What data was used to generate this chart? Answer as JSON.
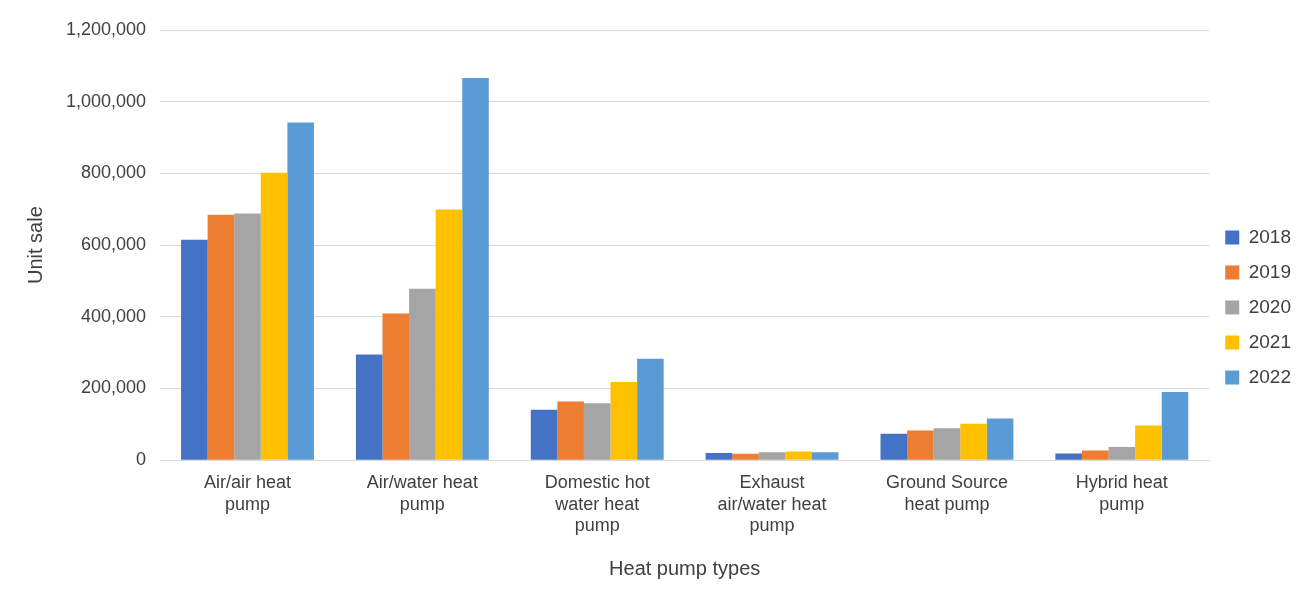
{
  "chart_data": {
    "type": "bar",
    "xlabel": "Heat pump types",
    "ylabel": "Unit sale",
    "categories": [
      "Air/air heat pump",
      "Air/water heat pump",
      "Domestic hot water heat pump",
      "Exhaust air/water heat pump",
      "Ground Source heat pump",
      "Hybrid heat pump"
    ],
    "series": [
      {
        "name": "2018",
        "color": "#4472c4",
        "values": [
          615000,
          295000,
          141000,
          20000,
          74000,
          19000
        ]
      },
      {
        "name": "2019",
        "color": "#ed7d31",
        "values": [
          685000,
          409000,
          164000,
          18000,
          83000,
          27000
        ]
      },
      {
        "name": "2020",
        "color": "#a5a5a5",
        "values": [
          688000,
          478000,
          159000,
          22000,
          89000,
          37000
        ]
      },
      {
        "name": "2021",
        "color": "#ffc000",
        "values": [
          802000,
          699000,
          218000,
          24000,
          102000,
          97000
        ]
      },
      {
        "name": "2022",
        "color": "#5b9bd5",
        "values": [
          942000,
          1066000,
          283000,
          22000,
          116000,
          190000
        ]
      }
    ],
    "ylim": [
      0,
      1200000
    ],
    "yticks": [
      0,
      {
        "value": 200000,
        "label": "200,000"
      },
      {
        "value": 400000,
        "label": "400,000"
      },
      {
        "value": 600000,
        "label": "600,000"
      },
      {
        "value": 800000,
        "label": "800,000"
      },
      {
        "value": 1000000,
        "label": "1,000,000"
      },
      {
        "value": 1200000,
        "label": "1,200,000"
      }
    ],
    "grid": "y",
    "legend": "right"
  }
}
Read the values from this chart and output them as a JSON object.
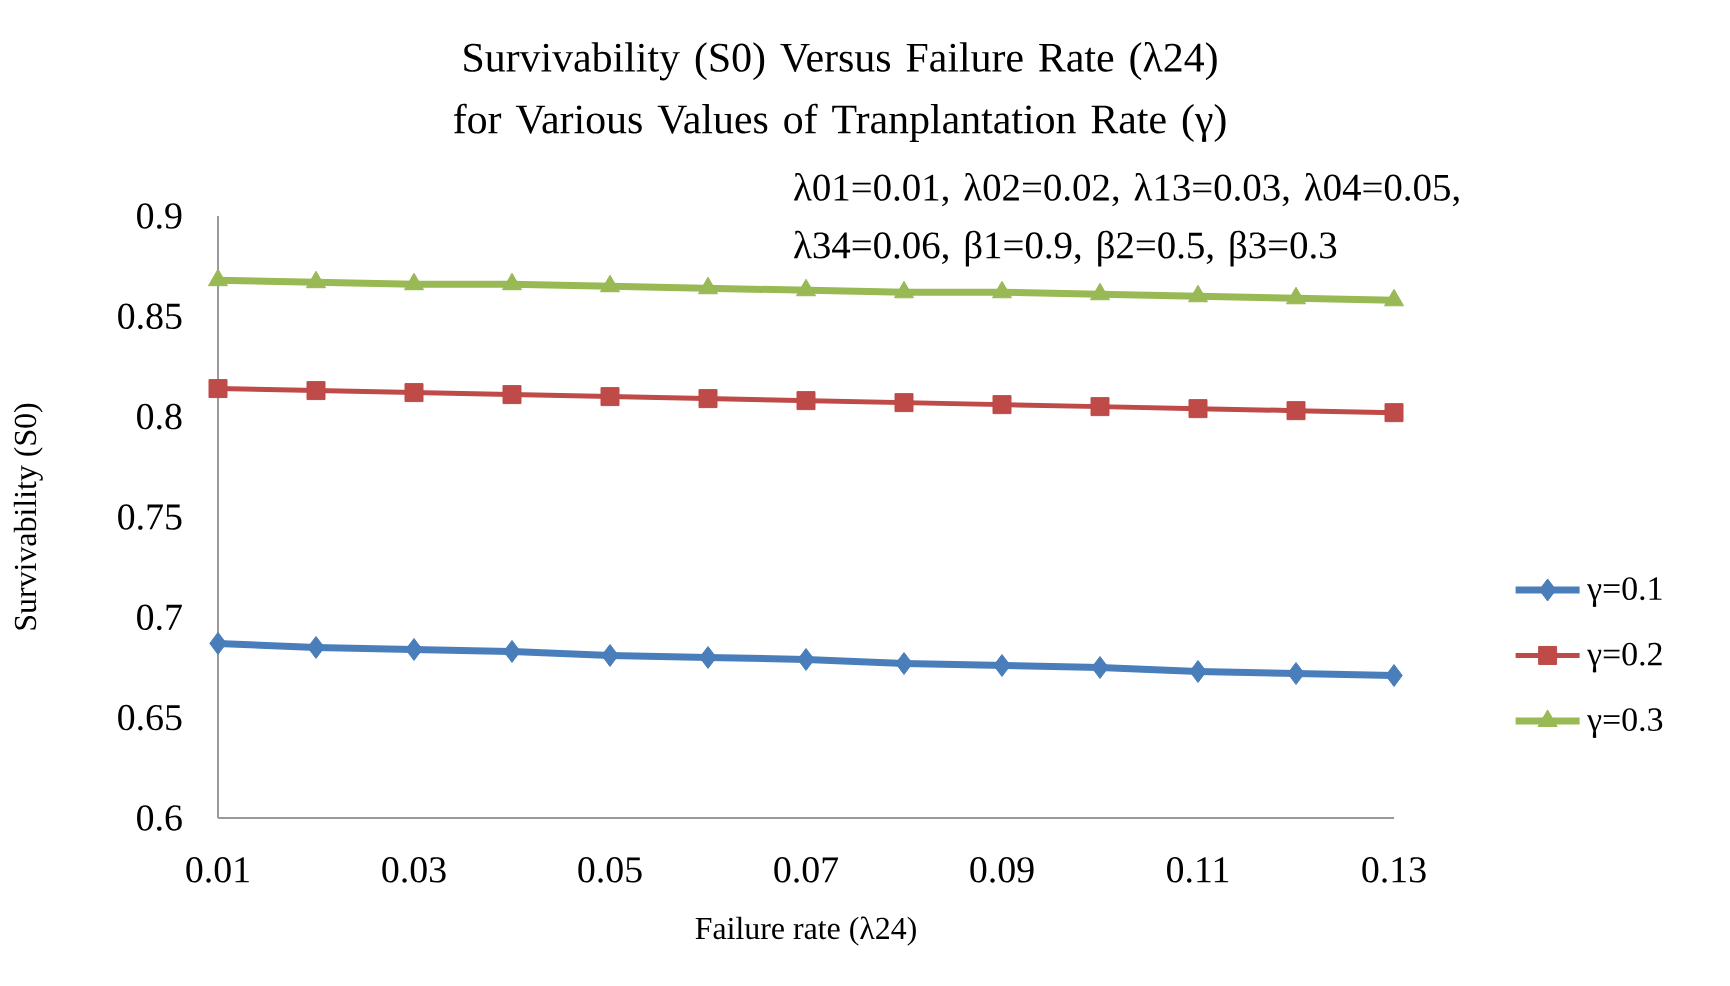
{
  "chart_data": {
    "type": "line",
    "title": "Survivability (S0) Versus Failure Rate (λ24) for Various Values of Tranplantation Rate (γ)",
    "xlabel": "Failure rate (λ24)",
    "ylabel": "Survivability (S0)",
    "annotations": [
      "λ01=0.01, λ02=0.02, λ13=0.03, λ04=0.05, λ34=0.06, β1=0.9, β2=0.5, β3=0.3"
    ],
    "x": [
      0.01,
      0.02,
      0.03,
      0.04,
      0.05,
      0.06,
      0.07,
      0.08,
      0.09,
      0.1,
      0.11,
      0.12,
      0.13
    ],
    "xlim": [
      0.01,
      0.13
    ],
    "xticks": [
      0.01,
      0.03,
      0.05,
      0.07,
      0.09,
      0.11,
      0.13
    ],
    "ylim": [
      0.6,
      0.9
    ],
    "yticks": [
      0.6,
      0.65,
      0.7,
      0.75,
      0.8,
      0.85,
      0.9
    ],
    "grid": false,
    "legend": "right",
    "series": [
      {
        "name": "γ=0.1",
        "color": "#4a7ebb",
        "marker": "diamond",
        "values": [
          0.687,
          0.685,
          0.684,
          0.683,
          0.681,
          0.68,
          0.679,
          0.677,
          0.676,
          0.675,
          0.673,
          0.672,
          0.671
        ]
      },
      {
        "name": "γ=0.2",
        "color": "#be4b48",
        "marker": "square",
        "values": [
          0.814,
          0.813,
          0.812,
          0.811,
          0.81,
          0.809,
          0.808,
          0.807,
          0.806,
          0.805,
          0.804,
          0.803,
          0.802
        ]
      },
      {
        "name": "γ=0.3",
        "color": "#98b954",
        "marker": "triangle",
        "values": [
          0.868,
          0.867,
          0.866,
          0.866,
          0.865,
          0.864,
          0.863,
          0.862,
          0.862,
          0.861,
          0.86,
          0.859,
          0.858
        ]
      }
    ]
  }
}
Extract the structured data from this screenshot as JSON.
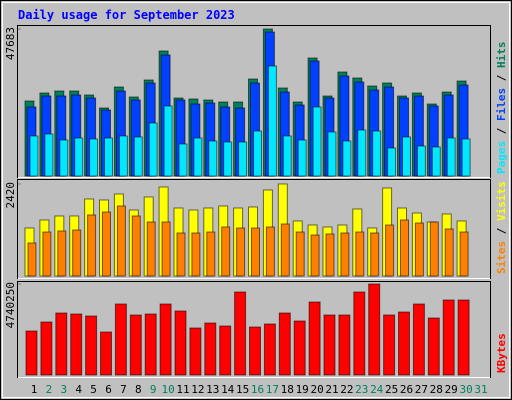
{
  "title": "Daily usage for September 2023",
  "separator": " / ",
  "categories": [
    "1",
    "2",
    "3",
    "4",
    "5",
    "6",
    "7",
    "8",
    "9",
    "10",
    "11",
    "12",
    "13",
    "14",
    "15",
    "16",
    "17",
    "18",
    "19",
    "20",
    "21",
    "22",
    "23",
    "24",
    "25",
    "26",
    "27",
    "28",
    "29",
    "30",
    "31"
  ],
  "category_colors": [
    "#000000",
    "#00805c",
    "#00805c",
    "#000000",
    "#000000",
    "#000000",
    "#000000",
    "#000000",
    "#00805c",
    "#00805c",
    "#000000",
    "#000000",
    "#000000",
    "#000000",
    "#000000",
    "#00805c",
    "#00805c",
    "#000000",
    "#000000",
    "#000000",
    "#000000",
    "#000000",
    "#00805c",
    "#00805c",
    "#000000",
    "#000000",
    "#000000",
    "#000000",
    "#000000",
    "#00805c",
    "#00805c"
  ],
  "chart_data": [
    {
      "type": "bar",
      "ylim": [
        0,
        47683
      ],
      "yticks": [
        47683
      ],
      "series": [
        {
          "name": "Pages",
          "color": "#00e8ff",
          "values": [
            12975,
            13624,
            11677,
            12326,
            12002,
            12326,
            12975,
            12651,
            17192,
            22707,
            10380,
            12326,
            11353,
            11029,
            11029,
            14597,
            35681,
            12975,
            11677,
            22381,
            14272,
            11353,
            14921,
            14597,
            9082,
            12651,
            9731,
            9407,
            12326,
            12002,
            null
          ]
        },
        {
          "name": "Files",
          "color": "#0040ff",
          "values": [
            22381,
            25950,
            25950,
            26276,
            25301,
            21409,
            27572,
            24652,
            30167,
            39250,
            24652,
            23355,
            23680,
            22381,
            22058,
            30167,
            46710,
            27248,
            23031,
            37303,
            25301,
            32437,
            30492,
            27897,
            28870,
            25301,
            25950,
            22707,
            26276,
            29518,
            null
          ]
        },
        {
          "name": "Hits",
          "color": "#00805c",
          "values": [
            24330,
            26925,
            27574,
            27574,
            26276,
            22058,
            28870,
            25626,
            31140,
            40548,
            25301,
            24977,
            24652,
            24004,
            24004,
            31465,
            47683,
            28545,
            24004,
            38276,
            25950,
            33735,
            31789,
            29194,
            30167,
            25950,
            26925,
            23355,
            27248,
            30815,
            null
          ]
        }
      ]
    },
    {
      "type": "bar",
      "ylim": [
        0,
        2420
      ],
      "yticks": [
        2420
      ],
      "series": [
        {
          "name": "Sites",
          "color": "#ff8000",
          "values": [
            868,
            1157,
            1184,
            1210,
            1605,
            1683,
            1841,
            1578,
            1420,
            1420,
            1131,
            1131,
            1157,
            1289,
            1262,
            1262,
            1289,
            1368,
            1157,
            1078,
            1105,
            1131,
            1157,
            1131,
            1341,
            1473,
            1394,
            1420,
            1236,
            1157,
            null
          ]
        },
        {
          "name": "Visits",
          "color": "#ffff00",
          "values": [
            1263,
            1473,
            1578,
            1578,
            2025,
            1999,
            2157,
            1736,
            2078,
            2341,
            1788,
            1736,
            1788,
            1841,
            1788,
            1815,
            2262,
            2420,
            1447,
            1341,
            1289,
            1341,
            1762,
            1263,
            2315,
            1788,
            1657,
            1420,
            1631,
            1447,
            null
          ]
        }
      ]
    },
    {
      "type": "bar",
      "ylim": [
        0,
        4740250
      ],
      "yticks": [
        4740250
      ],
      "series": [
        {
          "name": "KBytes",
          "color": "#ff0000",
          "values": [
            2291960,
            2760770,
            3229580,
            3177490,
            3073310,
            2239870,
            3698390,
            3125400,
            3177490,
            3698390,
            3333760,
            2448230,
            2708680,
            2552410,
            4323470,
            2500320,
            2656590,
            3229580,
            2812860,
            3802570,
            3125400,
            3125400,
            4323470,
            4740250,
            3125400,
            3281670,
            3698390,
            2969130,
            3906750,
            3906750,
            null
          ]
        }
      ]
    }
  ]
}
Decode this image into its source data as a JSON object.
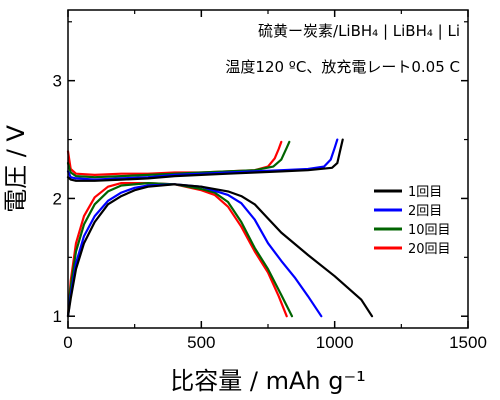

Work to be completed – Return the full material word for word. Do not include the pictures.

Reply to the task –
What data was used to generate this chart? Answer as JSON.
{
  "chart_data": {
    "type": "bar",
    "xlabel": "Heat pump types",
    "ylabel": "Unit sale",
    "categories": [
      "Air/air heat pump",
      "Air/water heat pump",
      "Domestic hot water heat pump",
      "Exhaust air/water heat pump",
      "Ground Source heat pump",
      "Hybrid heat pump"
    ],
    "series": [
      {
        "name": "2018",
        "color": "#4472c4",
        "values": [
          615000,
          295000,
          141000,
          20000,
          74000,
          19000
        ]
      },
      {
        "name": "2019",
        "color": "#ed7d31",
        "values": [
          685000,
          409000,
          164000,
          18000,
          83000,
          27000
        ]
      },
      {
        "name": "2020",
        "color": "#a5a5a5",
        "values": [
          688000,
          478000,
          159000,
          22000,
          89000,
          37000
        ]
      },
      {
        "name": "2021",
        "color": "#ffc000",
        "values": [
          802000,
          699000,
          218000,
          24000,
          102000,
          97000
        ]
      },
      {
        "name": "2022",
        "color": "#5b9bd5",
        "values": [
          942000,
          1066000,
          283000,
          22000,
          116000,
          190000
        ]
      }
    ],
    "ylim": [
      0,
      1200000
    ],
    "yticks": [
      0,
      {
        "value": 200000,
        "label": "200,000"
      },
      {
        "value": 400000,
        "label": "400,000"
      },
      {
        "value": 600000,
        "label": "600,000"
      },
      {
        "value": 800000,
        "label": "800,000"
      },
      {
        "value": 1000000,
        "label": "1,000,000"
      },
      {
        "value": 1200000,
        "label": "1,200,000"
      }
    ],
    "grid": "y",
    "legend": "right"
  }
}
Read the values from this chart and output them as a JSON object.
{
  "chart_data": {
    "type": "line",
    "title": "Survivability (S0) Versus Failure Rate (λ24) for Various Values of Tranplantation Rate (γ)",
    "xlabel": "Failure rate (λ24)",
    "ylabel": "Survivability (S0)",
    "annotations": [
      "λ01=0.01, λ02=0.02, λ13=0.03, λ04=0.05, λ34=0.06, β1=0.9, β2=0.5, β3=0.3"
    ],
    "x": [
      0.01,
      0.02,
      0.03,
      0.04,
      0.05,
      0.06,
      0.07,
      0.08,
      0.09,
      0.1,
      0.11,
      0.12,
      0.13
    ],
    "xlim": [
      0.01,
      0.13
    ],
    "xticks": [
      0.01,
      0.03,
      0.05,
      0.07,
      0.09,
      0.11,
      0.13
    ],
    "ylim": [
      0.6,
      0.9
    ],
    "yticks": [
      0.6,
      0.65,
      0.7,
      0.75,
      0.8,
      0.85,
      0.9
    ],
    "grid": false,
    "legend": "right",
    "series": [
      {
        "name": "γ=0.1",
        "color": "#4a7ebb",
        "marker": "diamond",
        "values": [
          0.687,
          0.685,
          0.684,
          0.683,
          0.681,
          0.68,
          0.679,
          0.677,
          0.676,
          0.675,
          0.673,
          0.672,
          0.671
        ]
      },
      {
        "name": "γ=0.2",
        "color": "#be4b48",
        "marker": "square",
        "values": [
          0.814,
          0.813,
          0.812,
          0.811,
          0.81,
          0.809,
          0.808,
          0.807,
          0.806,
          0.805,
          0.804,
          0.803,
          0.802
        ]
      },
      {
        "name": "γ=0.3",
        "color": "#98b954",
        "marker": "triangle",
        "values": [
          0.868,
          0.867,
          0.866,
          0.866,
          0.865,
          0.864,
          0.863,
          0.862,
          0.862,
          0.861,
          0.86,
          0.859,
          0.858
        ]
      }
    ]
  }
}
Extract the structured data from this screenshot as JSON.
{
  "title": "Daily usage for September 2023",
  "separator": " / ",
  "categories": [
    "1",
    "2",
    "3",
    "4",
    "5",
    "6",
    "7",
    "8",
    "9",
    "10",
    "11",
    "12",
    "13",
    "14",
    "15",
    "16",
    "17",
    "18",
    "19",
    "20",
    "21",
    "22",
    "23",
    "24",
    "25",
    "26",
    "27",
    "28",
    "29",
    "30",
    "31"
  ],
  "category_colors": [
    "#000000",
    "#00805c",
    "#00805c",
    "#000000",
    "#000000",
    "#000000",
    "#000000",
    "#000000",
    "#00805c",
    "#00805c",
    "#000000",
    "#000000",
    "#000000",
    "#000000",
    "#000000",
    "#00805c",
    "#00805c",
    "#000000",
    "#000000",
    "#000000",
    "#000000",
    "#000000",
    "#00805c",
    "#00805c",
    "#000000",
    "#000000",
    "#000000",
    "#000000",
    "#000000",
    "#00805c",
    "#00805c"
  ],
  "chart_data": [
    {
      "type": "bar",
      "ylim": [
        0,
        47683
      ],
      "yticks": [
        47683
      ],
      "series": [
        {
          "name": "Pages",
          "color": "#00e8ff",
          "values": [
            12975,
            13624,
            11677,
            12326,
            12002,
            12326,
            12975,
            12651,
            17192,
            22707,
            10380,
            12326,
            11353,
            11029,
            11029,
            14597,
            35681,
            12975,
            11677,
            22381,
            14272,
            11353,
            14921,
            14597,
            9082,
            12651,
            9731,
            9407,
            12326,
            12002,
            null
          ]
        },
        {
          "name": "Files",
          "color": "#0040ff",
          "values": [
            22381,
            25950,
            25950,
            26276,
            25301,
            21409,
            27572,
            24652,
            30167,
            39250,
            24652,
            23355,
            23680,
            22381,
            22058,
            30167,
            46710,
            27248,
            23031,
            37303,
            25301,
            32437,
            30492,
            27897,
            28870,
            25301,
            25950,
            22707,
            26276,
            29518,
            null
          ]
        },
        {
          "name": "Hits",
          "color": "#00805c",
          "values": [
            24330,
            26925,
            27574,
            27574,
            26276,
            22058,
            28870,
            25626,
            31140,
            40548,
            25301,
            24977,
            24652,
            24004,
            24004,
            31465,
            47683,
            28545,
            24004,
            38276,
            25950,
            33735,
            31789,
            29194,
            30167,
            25950,
            26925,
            23355,
            27248,
            30815,
            null
          ]
        }
      ]
    },
    {
      "type": "bar",
      "ylim": [
        0,
        2420
      ],
      "yticks": [
        2420
      ],
      "series": [
        {
          "name": "Sites",
          "color": "#ff8000",
          "values": [
            868,
            1157,
            1184,
            1210,
            1605,
            1683,
            1841,
            1578,
            1420,
            1420,
            1131,
            1131,
            1157,
            1289,
            1262,
            1262,
            1289,
            1368,
            1157,
            1078,
            1105,
            1131,
            1157,
            1131,
            1341,
            1473,
            1394,
            1420,
            1236,
            1157,
            null
          ]
        },
        {
          "name": "Visits",
          "color": "#ffff00",
          "values": [
            1263,
            1473,
            1578,
            1578,
            2025,
            1999,
            2157,
            1736,
            2078,
            2341,
            1788,
            1736,
            1788,
            1841,
            1788,
            1815,
            2262,
            2420,
            1447,
            1341,
            1289,
            1341,
            1762,
            1263,
            2315,
            1788,
            1657,
            1420,
            1631,
            1447,
            null
          ]
        }
      ]
    },
    {
      "type": "bar",
      "ylim": [
        0,
        4740250
      ],
      "yticks": [
        4740250
      ],
      "series": [
        {
          "name": "KBytes",
          "color": "#ff0000",
          "values": [
            2291960,
            2760770,
            3229580,
            3177490,
            3073310,
            2239870,
            3698390,
            3125400,
            3177490,
            3698390,
            3333760,
            2448230,
            2708680,
            2552410,
            4323470,
            2500320,
            2656590,
            3229580,
            2812860,
            3802570,
            3125400,
            3125400,
            4323470,
            4740250,
            3125400,
            3281670,
            3698390,
            2969130,
            3906750,
            3906750,
            null
          ]
        }
      ]
    }
  ]
}
Decode this image into its source data as a JSON object.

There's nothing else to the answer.